- _Task statement_: Copy out, exactly as written, only the line containing "Read this page and output its text content." and the lines after it through the end of the records.

- _Dataset_:
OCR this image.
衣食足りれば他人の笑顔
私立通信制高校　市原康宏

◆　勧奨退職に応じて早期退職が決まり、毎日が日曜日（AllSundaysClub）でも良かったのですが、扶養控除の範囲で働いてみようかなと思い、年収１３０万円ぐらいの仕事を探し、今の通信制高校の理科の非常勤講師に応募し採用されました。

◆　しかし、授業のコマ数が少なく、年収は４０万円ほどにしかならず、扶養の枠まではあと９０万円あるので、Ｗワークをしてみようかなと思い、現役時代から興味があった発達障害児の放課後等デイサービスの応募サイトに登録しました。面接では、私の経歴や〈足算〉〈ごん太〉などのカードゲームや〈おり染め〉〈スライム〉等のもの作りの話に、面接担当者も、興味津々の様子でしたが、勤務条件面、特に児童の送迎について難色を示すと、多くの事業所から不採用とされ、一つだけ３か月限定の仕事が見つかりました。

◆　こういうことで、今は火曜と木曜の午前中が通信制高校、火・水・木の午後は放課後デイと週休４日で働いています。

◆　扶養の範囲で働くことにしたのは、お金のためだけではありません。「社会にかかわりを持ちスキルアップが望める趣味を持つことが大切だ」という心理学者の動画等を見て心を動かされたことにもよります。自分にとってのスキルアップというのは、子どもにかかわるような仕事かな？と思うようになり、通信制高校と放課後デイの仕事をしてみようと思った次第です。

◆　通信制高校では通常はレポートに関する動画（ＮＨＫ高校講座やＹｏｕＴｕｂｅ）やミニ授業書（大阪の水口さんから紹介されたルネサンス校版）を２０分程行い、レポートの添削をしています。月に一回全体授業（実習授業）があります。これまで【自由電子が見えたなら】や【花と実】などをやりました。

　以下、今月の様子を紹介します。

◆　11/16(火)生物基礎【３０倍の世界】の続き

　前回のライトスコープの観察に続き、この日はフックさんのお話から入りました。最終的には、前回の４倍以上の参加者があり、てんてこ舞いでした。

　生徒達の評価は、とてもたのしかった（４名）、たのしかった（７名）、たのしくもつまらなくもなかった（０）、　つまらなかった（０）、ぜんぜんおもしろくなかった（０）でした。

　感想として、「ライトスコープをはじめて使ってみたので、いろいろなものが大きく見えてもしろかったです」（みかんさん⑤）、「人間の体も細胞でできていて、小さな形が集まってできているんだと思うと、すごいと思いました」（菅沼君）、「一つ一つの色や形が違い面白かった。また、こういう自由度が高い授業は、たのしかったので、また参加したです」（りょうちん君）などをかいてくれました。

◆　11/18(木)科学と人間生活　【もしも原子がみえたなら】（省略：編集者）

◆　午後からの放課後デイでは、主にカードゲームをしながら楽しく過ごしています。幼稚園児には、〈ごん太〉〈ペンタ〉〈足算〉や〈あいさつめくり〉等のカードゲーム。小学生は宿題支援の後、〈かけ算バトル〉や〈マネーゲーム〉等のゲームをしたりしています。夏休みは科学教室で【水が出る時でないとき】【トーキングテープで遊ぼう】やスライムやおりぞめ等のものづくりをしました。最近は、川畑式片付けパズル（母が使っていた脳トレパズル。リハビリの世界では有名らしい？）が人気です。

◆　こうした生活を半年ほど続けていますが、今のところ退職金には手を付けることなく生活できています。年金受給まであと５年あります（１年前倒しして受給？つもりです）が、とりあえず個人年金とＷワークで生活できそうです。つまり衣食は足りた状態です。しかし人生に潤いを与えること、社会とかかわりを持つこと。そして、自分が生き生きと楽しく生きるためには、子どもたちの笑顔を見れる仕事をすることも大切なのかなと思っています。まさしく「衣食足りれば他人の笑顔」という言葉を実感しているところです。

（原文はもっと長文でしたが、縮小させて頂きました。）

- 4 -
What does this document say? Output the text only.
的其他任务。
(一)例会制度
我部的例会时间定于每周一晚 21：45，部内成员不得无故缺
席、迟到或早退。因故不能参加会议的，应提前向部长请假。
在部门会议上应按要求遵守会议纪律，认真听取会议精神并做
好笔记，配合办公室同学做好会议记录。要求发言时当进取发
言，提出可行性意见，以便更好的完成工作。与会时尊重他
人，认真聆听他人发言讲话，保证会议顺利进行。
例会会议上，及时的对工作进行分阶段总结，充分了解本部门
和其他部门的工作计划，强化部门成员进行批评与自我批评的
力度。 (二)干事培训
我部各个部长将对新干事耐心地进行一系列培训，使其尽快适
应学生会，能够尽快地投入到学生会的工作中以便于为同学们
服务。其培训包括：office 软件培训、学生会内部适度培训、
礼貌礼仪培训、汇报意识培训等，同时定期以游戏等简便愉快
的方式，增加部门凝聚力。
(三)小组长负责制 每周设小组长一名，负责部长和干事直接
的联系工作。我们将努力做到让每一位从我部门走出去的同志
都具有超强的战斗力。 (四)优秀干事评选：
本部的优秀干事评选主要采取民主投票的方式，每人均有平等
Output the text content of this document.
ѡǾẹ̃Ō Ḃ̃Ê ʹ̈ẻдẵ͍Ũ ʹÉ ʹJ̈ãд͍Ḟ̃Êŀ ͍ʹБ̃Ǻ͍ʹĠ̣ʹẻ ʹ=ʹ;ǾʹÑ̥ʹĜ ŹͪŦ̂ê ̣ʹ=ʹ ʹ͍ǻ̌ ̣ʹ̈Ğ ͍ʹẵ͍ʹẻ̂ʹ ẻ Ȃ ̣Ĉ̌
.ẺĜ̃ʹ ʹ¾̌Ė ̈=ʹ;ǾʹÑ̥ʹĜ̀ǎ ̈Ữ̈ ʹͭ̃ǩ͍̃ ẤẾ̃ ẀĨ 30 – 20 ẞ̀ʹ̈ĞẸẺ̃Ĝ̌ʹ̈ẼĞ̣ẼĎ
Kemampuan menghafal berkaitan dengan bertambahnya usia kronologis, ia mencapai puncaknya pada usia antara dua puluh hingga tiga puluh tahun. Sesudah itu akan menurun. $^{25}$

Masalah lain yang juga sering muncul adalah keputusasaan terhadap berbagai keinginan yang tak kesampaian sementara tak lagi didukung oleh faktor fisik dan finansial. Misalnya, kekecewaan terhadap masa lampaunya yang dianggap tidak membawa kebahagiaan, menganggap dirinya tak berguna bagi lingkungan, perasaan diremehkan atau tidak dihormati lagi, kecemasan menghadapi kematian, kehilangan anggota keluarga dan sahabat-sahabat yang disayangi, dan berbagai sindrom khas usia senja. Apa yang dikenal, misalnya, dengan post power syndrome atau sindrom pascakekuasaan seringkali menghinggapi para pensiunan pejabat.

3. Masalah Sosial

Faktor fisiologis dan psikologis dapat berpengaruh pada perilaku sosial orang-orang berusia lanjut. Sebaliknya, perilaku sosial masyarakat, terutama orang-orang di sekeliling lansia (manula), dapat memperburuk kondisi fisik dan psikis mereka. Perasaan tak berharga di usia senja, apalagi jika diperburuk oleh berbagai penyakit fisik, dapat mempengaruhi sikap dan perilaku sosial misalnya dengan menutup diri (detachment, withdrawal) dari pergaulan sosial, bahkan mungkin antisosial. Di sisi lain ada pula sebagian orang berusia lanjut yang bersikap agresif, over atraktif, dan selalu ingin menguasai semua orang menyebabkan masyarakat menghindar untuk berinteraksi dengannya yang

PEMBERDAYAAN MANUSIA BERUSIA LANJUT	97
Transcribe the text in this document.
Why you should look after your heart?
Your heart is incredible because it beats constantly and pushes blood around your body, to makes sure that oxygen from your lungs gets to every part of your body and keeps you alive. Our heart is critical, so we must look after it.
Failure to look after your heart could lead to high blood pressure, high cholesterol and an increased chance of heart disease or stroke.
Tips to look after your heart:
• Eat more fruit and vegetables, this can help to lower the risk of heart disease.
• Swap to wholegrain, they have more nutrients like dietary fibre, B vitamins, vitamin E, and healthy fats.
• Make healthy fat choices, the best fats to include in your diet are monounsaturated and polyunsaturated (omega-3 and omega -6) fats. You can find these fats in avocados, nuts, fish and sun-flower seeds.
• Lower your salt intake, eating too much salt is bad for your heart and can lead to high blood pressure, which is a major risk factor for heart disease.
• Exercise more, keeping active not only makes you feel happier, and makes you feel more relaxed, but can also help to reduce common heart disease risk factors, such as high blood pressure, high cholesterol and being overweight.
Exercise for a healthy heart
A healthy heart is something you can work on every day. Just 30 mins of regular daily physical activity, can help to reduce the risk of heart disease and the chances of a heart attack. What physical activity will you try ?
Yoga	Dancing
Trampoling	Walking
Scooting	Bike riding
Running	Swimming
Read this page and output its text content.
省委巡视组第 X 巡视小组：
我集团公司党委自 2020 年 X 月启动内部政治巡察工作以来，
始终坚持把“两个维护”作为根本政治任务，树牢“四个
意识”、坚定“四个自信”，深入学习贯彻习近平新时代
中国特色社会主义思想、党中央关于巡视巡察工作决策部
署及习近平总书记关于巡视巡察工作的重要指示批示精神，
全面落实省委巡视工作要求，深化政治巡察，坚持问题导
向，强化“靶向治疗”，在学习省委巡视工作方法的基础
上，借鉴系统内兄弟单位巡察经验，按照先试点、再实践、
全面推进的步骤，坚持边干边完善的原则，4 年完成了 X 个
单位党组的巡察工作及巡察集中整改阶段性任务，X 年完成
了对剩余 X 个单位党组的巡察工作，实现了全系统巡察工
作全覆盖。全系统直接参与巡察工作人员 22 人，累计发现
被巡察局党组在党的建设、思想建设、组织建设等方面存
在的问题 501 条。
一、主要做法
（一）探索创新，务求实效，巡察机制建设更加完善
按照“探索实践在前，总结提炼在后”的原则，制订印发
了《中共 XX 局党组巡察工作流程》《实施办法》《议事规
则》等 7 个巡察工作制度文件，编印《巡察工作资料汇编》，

- _Reply_:
Read this page and output its text content.
省委巡视组第 X 巡视小组：
我集团公司党委自 2020 年 X 月启动内部政治巡察工作以来，
始终坚持把“两个维护”作为根本政治任务，树牢“四个
意识”、坚定“四个自信”，深入学习贯彻习近平新时代
中国特色社会主义思想、党中央关于巡视巡察工作决策部
署及习近平总书记关于巡视巡察工作的重要指示批示精神，
全面落实省委巡视工作要求，深化政治巡察，坚持问题导
向，强化“靶向治疗”，在学习省委巡视工作方法的基础
上，借鉴系统内兄弟单位巡察经验，按照先试点、再实践、
全面推进的步骤，坚持边干边完善的原则，4 年完成了 X 个
单位党组的巡察工作及巡察集中整改阶段性任务，X 年完成
了对剩余 X 个单位党组的巡察工作，实现了全系统巡察工
作全覆盖。全系统直接参与巡察工作人员 22 人，累计发现
被巡察局党组在党的建设、思想建设、组织建设等方面存
在的问题 501 条。
一、主要做法
（一）探索创新，务求实效，巡察机制建设更加完善
按照“探索实践在前，总结提炼在后”的原则，制订印发
了《中共 XX 局党组巡察工作流程》《实施办法》《议事规
则》等 7 个巡察工作制度文件，编印《巡察工作资料汇编》，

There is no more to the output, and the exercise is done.